TEXTO PROPORCIONADO -
___

En su poema Nuevas glosas a Heráclito, Ángel González ya nos advertía que "Nada es lo mismo, nada / permanece. / Menos / la Historia y la morcilla de mi tierra: / se hacen las dos con sangre, se repiten". Y los hechos, tercos, se encargan de confirmarlo. Tras un siglo XIX en el que el mundo miraba con optimismo el futuro, como si el progreso inevitable fuera a arreglar todos los problemas, la primera parte del XX nos trajo generosa dos guerras mundiales que eran en verdad una sola. Y ahora, después de 60 años de prosperidad y apertura, el mundo parece volver a desconfiar plenamente en el futuro, a prepararse para repetir los errores del pasado.

___

DATOS -
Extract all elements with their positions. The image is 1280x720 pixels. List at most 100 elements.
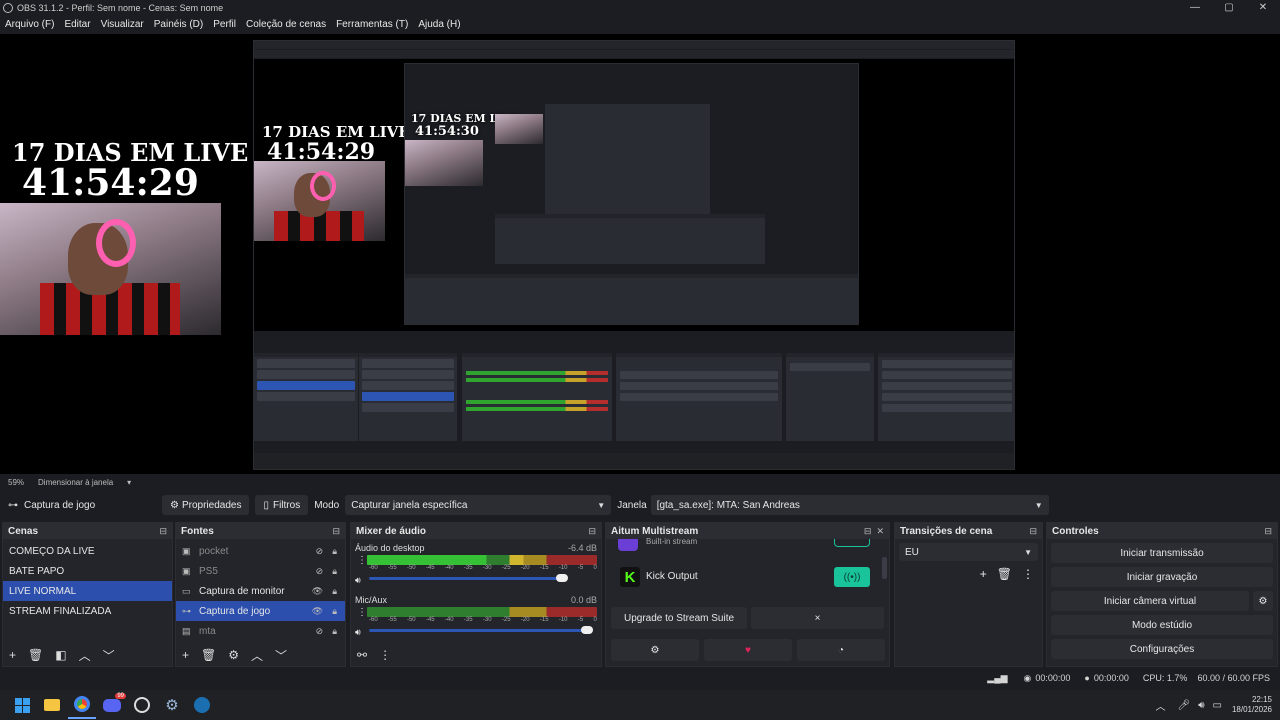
steam-taskbar-button[interactable] <box>188 691 216 719</box>
maximize-button[interactable]: ▢ <box>1212 0 1246 15</box>
source-item[interactable]: ▤ mta ⊘ 🔒︎ <box>176 621 345 641</box>
obs-taskbar-button[interactable] <box>128 691 156 719</box>
preview-canvas[interactable]: 17 DIAS EM LIVE 41:54:29 17 DIAS EM LIVE… <box>0 34 1280 474</box>
dock-float-icon[interactable]: ⊟ <box>159 526 167 537</box>
move-down-button[interactable]: ﹀ <box>275 647 287 664</box>
zoom-percent[interactable]: 59% <box>8 478 24 487</box>
tray-overflow-icon[interactable]: ︿ <box>1155 698 1165 713</box>
scale-tick: -15 <box>539 565 549 571</box>
scale-tick: -5 <box>577 565 584 571</box>
eye-icon[interactable]: 👁︎ <box>312 586 323 597</box>
remove-source-button[interactable]: 🗑︎ <box>201 648 216 662</box>
slider-knob[interactable] <box>556 574 568 582</box>
nested-obs-capture: 17 DIAS EM LIVE 41:54:29 17 DIAS EM LIVE… <box>253 40 1015 470</box>
discord-button[interactable]: ◔ <box>797 639 885 661</box>
dock-float-icon[interactable]: ⊟ <box>1264 526 1272 537</box>
speaker-icon[interactable]: 🔊︎ <box>355 575 361 586</box>
window-select[interactable]: [gta_sa.exe]: MTA: San Andreas ▼ <box>650 495 1049 515</box>
add-source-button[interactable]: + <box>182 648 189 662</box>
start-button[interactable] <box>8 691 36 719</box>
menu-colecao-cenas[interactable]: Coleção de cenas <box>246 19 326 30</box>
lock-icon[interactable]: 🔒︎ <box>332 546 337 557</box>
lock-icon[interactable]: 🔒︎ <box>332 606 337 617</box>
menu-paineis[interactable]: Painéis (D) <box>154 19 203 30</box>
settings-button[interactable]: Configurações <box>1051 639 1273 659</box>
scene-item[interactable]: STREAM FINALIZADA <box>3 601 172 621</box>
minimize-button[interactable]: — <box>1178 0 1212 15</box>
add-scene-button[interactable]: + <box>9 648 16 662</box>
upgrade-button[interactable]: Upgrade to Stream Suite <box>611 607 747 629</box>
dock-close-icon[interactable]: ✕ <box>876 526 884 536</box>
eye-off-icon[interactable]: ⊘ <box>316 566 324 577</box>
upgrade-dismiss-button[interactable]: × <box>751 607 884 629</box>
transition-menu-button[interactable]: ⋮ <box>1022 567 1034 581</box>
kick-stream-toggle[interactable]: ((•)) <box>834 567 870 587</box>
add-transition-button[interactable]: + <box>980 567 987 581</box>
volume-slider[interactable] <box>369 625 597 635</box>
properties-button[interactable]: ⚙ Propriedades <box>162 495 250 515</box>
menu-editar[interactable]: Editar <box>64 19 90 30</box>
virtual-camera-settings-button[interactable]: ⚙ <box>1253 591 1273 611</box>
scene-item[interactable]: LIVE NORMAL <box>3 581 172 601</box>
dock-float-icon[interactable]: ⊟ <box>1029 526 1037 537</box>
menu-ajuda[interactable]: Ajuda (H) <box>418 19 460 30</box>
source-item[interactable]: ▭ Captura de monitor 👁︎ 🔒︎ <box>176 581 345 601</box>
source-item[interactable]: ▣ PS5 ⊘ 🔒︎ <box>176 561 345 581</box>
channel-menu-icon[interactable]: ⋮ <box>357 607 367 618</box>
mode-select[interactable]: Capturar janela específica ▼ <box>345 495 612 515</box>
studio-mode-button[interactable]: Modo estúdio <box>1051 615 1273 635</box>
lock-icon[interactable]: 🔒︎ <box>332 586 337 597</box>
eye-off-icon[interactable]: ⊘ <box>316 546 324 557</box>
menu-ferramentas[interactable]: Ferramentas (T) <box>336 19 408 30</box>
dock-float-icon[interactable]: ⊟ <box>864 526 872 536</box>
close-button[interactable]: ✕ <box>1246 0 1280 15</box>
lock-icon[interactable]: 🔒︎ <box>332 626 337 637</box>
menu-perfil[interactable]: Perfil <box>213 19 236 30</box>
scene-filters-button[interactable]: ◧ <box>55 648 66 662</box>
source-item[interactable]: ▣ pocket ⊘ 🔒︎ <box>176 541 345 561</box>
zoom-mode[interactable]: Dimensionar à janela <box>38 478 113 487</box>
volume-slider[interactable] <box>369 573 597 583</box>
menu-visualizar[interactable]: Visualizar <box>101 19 144 30</box>
discord-taskbar-button[interactable]: 99 <box>98 691 126 719</box>
remove-transition-button[interactable]: 🗑︎ <box>997 567 1012 581</box>
move-up-button[interactable]: ︿ <box>79 647 91 664</box>
remove-scene-button[interactable]: 🗑︎ <box>28 648 43 662</box>
network-icon[interactable]: ▭ <box>1213 700 1222 711</box>
builtin-stream-toggle[interactable] <box>834 539 870 547</box>
dock-float-icon[interactable]: ⊟ <box>332 526 340 537</box>
gear-icon: ⚙ <box>170 499 179 511</box>
mixer-settings-icon[interactable]: ⚯ <box>357 648 367 662</box>
scrollbar[interactable] <box>882 557 887 579</box>
slider-knob[interactable] <box>581 626 593 634</box>
clock[interactable]: 22:15 18/01/2026 <box>1232 695 1272 715</box>
scene-item[interactable]: BATE PAPO <box>3 561 172 581</box>
eye-icon[interactable]: 👁︎ <box>312 606 323 617</box>
speaker-icon[interactable]: 🔊︎ <box>355 627 361 638</box>
transition-select[interactable]: EU ▼ <box>899 543 1038 561</box>
scene-item[interactable]: COMEÇO DA LIVE <box>3 541 172 561</box>
start-streaming-button[interactable]: Iniciar transmissão <box>1051 543 1273 563</box>
move-down-button[interactable]: ﹀ <box>103 647 115 664</box>
mixer-menu-icon[interactable]: ⋮ <box>379 648 391 662</box>
chrome-button[interactable] <box>68 691 96 719</box>
start-recording-button[interactable]: Iniciar gravação <box>1051 567 1273 587</box>
donate-button[interactable]: ♥ <box>704 639 792 661</box>
source-item[interactable]: ⊶ Captura de jogo 👁︎ 🔒︎ <box>176 601 345 621</box>
mic-icon[interactable]: 🎤︎ <box>1177 700 1190 711</box>
source-properties-button[interactable]: ⚙ <box>228 648 239 662</box>
menu-arquivo[interactable]: Arquivo (F) <box>5 19 54 30</box>
settings-taskbar-button[interactable]: ⚙ <box>158 691 186 719</box>
multistream-settings-button[interactable]: ⚙ <box>611 639 699 661</box>
move-up-button[interactable]: ︿ <box>251 647 263 664</box>
filters-button[interactable]: ▯ Filtros <box>255 495 309 515</box>
dock-float-icon[interactable]: ⊟ <box>588 526 596 537</box>
channel-menu-icon[interactable]: ⋮ <box>357 555 367 566</box>
start-virtual-camera-button[interactable]: Iniciar câmera virtual <box>1051 591 1249 611</box>
lock-icon[interactable]: 🔒︎ <box>332 566 337 577</box>
zoom-dropdown-icon[interactable]: ▾ <box>127 478 131 487</box>
volume-icon[interactable]: 🔊︎ <box>1198 700 1204 711</box>
eye-off-icon[interactable]: ⊘ <box>316 626 324 637</box>
file-explorer-button[interactable] <box>38 691 66 719</box>
channel-db: -6.4 dB <box>567 543 597 553</box>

___

OBJETIVO DECLARADO A -
Indica si cada afirmación concuerda con el texto proporcionado y responde sí o no, citando literalmente las palabras del texto que lo deciden: (i) El poema citado se titula Nuevas glosas a Heráclito. (ii) En el siglo XIX el mundo miraba el futuro con pesimismo. (iii) Antes del momento actual hubo 60 años de prosperidad y apertura.
OBJETIVO DECLARADO B -
Según el texto proporcionado, ¿qué trajo la primera parte del siglo XX?
OBJETIVO DECLARADO C -
Devuelve literalmente el fragmento del texto proporcionado que va desde "En su poema" hasta "errores del pasado.".
Las líneas son un material aparte del texto proporcionado.

RESULTADO A -
(i) Sí: "En su poema Nuevas glosas a Heráclito, Ángel González ya nos advertía"
(ii) No: "Tras un siglo XIX en el que el mundo miraba con optimismo el futuro"
(iii) Sí: "después de 60 años de prosperidad y apertura"

RESULTADO B -
Dos guerras mundiales que en verdad eran una sola.

RESULTADO C -
En su poema Nuevas glosas a Heráclito, Ángel González ya nos advertía que "Nada es lo mismo, nada / permanece. / Menos / la Historia y la morcilla de mi tierra: / se hacen las dos con sangre, se repiten". Y los hechos, tercos, se encargan de confirmarlo. Tras un siglo XIX en el que el mundo miraba con optimismo el futuro, como si el progreso inevitable fuera a arreglar todos los problemas, la primera parte del XX nos trajo generosa dos guerras mundiales que eran en verdad una sola. Y ahora, después de 60 años de prosperidad y apertura, el mundo parece volver a desconfiar plenamente en el futuro, a prepararse para repetir los errores del pasado.